>> Begin Supplied records

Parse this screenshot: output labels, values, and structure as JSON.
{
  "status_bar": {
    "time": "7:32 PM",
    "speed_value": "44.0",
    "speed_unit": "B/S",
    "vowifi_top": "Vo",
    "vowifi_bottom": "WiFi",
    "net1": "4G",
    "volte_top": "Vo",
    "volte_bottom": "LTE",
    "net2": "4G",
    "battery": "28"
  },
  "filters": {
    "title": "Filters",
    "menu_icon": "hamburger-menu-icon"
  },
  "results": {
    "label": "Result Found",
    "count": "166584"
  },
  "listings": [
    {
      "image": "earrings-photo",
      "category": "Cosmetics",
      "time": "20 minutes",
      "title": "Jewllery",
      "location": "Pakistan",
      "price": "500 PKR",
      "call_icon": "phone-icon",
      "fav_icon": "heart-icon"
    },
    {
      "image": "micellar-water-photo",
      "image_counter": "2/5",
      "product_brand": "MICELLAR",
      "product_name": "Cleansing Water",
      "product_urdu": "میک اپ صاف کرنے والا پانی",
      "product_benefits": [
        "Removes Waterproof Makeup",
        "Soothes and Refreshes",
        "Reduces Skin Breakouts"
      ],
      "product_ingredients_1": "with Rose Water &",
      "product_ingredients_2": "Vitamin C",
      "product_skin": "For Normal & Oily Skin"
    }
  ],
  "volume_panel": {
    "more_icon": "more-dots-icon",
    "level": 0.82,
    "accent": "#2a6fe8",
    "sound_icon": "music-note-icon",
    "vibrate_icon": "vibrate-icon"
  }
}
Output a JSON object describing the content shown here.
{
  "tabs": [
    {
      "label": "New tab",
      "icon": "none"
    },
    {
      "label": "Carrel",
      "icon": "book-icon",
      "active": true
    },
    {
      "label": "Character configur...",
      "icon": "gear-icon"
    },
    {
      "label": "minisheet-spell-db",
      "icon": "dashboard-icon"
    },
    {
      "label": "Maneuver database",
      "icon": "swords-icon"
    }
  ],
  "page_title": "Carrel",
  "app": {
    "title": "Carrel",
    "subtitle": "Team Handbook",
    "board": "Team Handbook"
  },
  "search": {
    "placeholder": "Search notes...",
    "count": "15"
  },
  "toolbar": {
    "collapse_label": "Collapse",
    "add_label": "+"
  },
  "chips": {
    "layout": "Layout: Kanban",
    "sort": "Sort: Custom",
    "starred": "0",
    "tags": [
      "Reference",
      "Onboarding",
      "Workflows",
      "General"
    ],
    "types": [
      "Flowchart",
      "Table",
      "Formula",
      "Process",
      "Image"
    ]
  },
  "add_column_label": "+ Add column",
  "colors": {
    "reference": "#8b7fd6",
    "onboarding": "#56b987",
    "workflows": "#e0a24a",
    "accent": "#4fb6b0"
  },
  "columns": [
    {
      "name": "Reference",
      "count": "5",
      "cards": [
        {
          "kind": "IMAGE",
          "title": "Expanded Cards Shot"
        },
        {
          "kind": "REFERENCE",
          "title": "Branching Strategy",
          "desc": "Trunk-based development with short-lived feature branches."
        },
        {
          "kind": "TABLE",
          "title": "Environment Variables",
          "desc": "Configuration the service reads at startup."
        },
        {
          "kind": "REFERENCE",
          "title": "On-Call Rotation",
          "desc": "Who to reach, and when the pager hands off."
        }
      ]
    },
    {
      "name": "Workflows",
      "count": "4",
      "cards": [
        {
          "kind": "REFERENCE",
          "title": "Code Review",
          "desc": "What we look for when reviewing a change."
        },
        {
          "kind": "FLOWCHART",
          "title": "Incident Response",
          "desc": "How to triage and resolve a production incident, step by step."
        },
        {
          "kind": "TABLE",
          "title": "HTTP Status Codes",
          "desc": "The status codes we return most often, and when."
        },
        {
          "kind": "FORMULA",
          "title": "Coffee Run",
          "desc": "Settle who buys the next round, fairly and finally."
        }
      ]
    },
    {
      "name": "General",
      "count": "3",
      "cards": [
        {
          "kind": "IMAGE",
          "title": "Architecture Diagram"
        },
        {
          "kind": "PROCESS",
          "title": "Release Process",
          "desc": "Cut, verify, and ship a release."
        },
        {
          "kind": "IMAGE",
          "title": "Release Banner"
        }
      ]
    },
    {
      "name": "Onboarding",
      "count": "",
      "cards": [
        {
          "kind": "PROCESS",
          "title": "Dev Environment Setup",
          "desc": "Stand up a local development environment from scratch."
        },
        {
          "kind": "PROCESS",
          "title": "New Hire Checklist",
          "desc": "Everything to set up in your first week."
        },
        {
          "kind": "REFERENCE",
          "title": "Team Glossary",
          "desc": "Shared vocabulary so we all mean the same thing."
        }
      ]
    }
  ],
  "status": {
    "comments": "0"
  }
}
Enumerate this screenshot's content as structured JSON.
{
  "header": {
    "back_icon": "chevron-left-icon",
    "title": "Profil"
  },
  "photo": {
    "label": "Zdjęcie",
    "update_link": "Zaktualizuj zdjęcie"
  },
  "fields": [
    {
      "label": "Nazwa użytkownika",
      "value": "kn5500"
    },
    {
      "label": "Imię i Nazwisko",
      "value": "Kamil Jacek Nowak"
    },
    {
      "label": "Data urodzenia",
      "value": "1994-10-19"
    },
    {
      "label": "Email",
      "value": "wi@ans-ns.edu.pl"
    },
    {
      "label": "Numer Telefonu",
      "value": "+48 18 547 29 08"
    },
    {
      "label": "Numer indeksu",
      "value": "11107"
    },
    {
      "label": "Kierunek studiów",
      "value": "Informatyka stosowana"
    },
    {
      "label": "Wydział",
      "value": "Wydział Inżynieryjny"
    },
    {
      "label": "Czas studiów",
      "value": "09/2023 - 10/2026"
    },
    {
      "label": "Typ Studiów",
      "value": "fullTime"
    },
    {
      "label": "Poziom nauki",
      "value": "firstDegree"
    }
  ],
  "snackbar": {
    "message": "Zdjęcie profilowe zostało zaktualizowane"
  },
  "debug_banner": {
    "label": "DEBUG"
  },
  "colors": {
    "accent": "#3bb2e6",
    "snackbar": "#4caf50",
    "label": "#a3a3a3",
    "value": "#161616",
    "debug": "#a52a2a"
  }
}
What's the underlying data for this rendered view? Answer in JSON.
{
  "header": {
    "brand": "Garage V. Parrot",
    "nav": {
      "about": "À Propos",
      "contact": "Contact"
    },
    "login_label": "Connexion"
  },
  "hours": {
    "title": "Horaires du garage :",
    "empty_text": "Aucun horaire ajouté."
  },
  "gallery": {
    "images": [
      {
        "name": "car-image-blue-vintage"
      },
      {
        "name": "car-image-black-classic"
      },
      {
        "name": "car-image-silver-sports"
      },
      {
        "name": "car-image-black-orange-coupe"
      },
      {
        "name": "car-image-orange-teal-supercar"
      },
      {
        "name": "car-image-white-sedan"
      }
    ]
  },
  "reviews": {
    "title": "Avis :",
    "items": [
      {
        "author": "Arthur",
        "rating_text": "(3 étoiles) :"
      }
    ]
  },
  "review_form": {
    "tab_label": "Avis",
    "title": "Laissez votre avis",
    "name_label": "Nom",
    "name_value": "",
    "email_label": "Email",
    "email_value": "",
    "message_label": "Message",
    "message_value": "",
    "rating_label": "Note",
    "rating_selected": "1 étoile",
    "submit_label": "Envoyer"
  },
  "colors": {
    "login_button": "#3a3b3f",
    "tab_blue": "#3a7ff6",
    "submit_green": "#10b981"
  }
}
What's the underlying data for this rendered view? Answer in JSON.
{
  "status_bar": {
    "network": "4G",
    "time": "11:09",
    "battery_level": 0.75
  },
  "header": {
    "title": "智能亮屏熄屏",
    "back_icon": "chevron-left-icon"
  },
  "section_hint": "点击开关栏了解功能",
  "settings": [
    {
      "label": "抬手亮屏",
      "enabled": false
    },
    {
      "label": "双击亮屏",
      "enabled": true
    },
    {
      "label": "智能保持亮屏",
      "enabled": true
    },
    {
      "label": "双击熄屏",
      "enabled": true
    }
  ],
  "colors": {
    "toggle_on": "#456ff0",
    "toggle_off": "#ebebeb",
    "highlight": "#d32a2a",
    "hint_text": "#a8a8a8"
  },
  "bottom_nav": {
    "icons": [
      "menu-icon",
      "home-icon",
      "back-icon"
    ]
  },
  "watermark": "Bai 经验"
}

>> End Supplied records

Exercise: Pull out every line of the entries that includes the word "Skin".

Worked solution:
        "Reduces Skin Breakouts"
      "product_skin": "For Normal & Oily Skin"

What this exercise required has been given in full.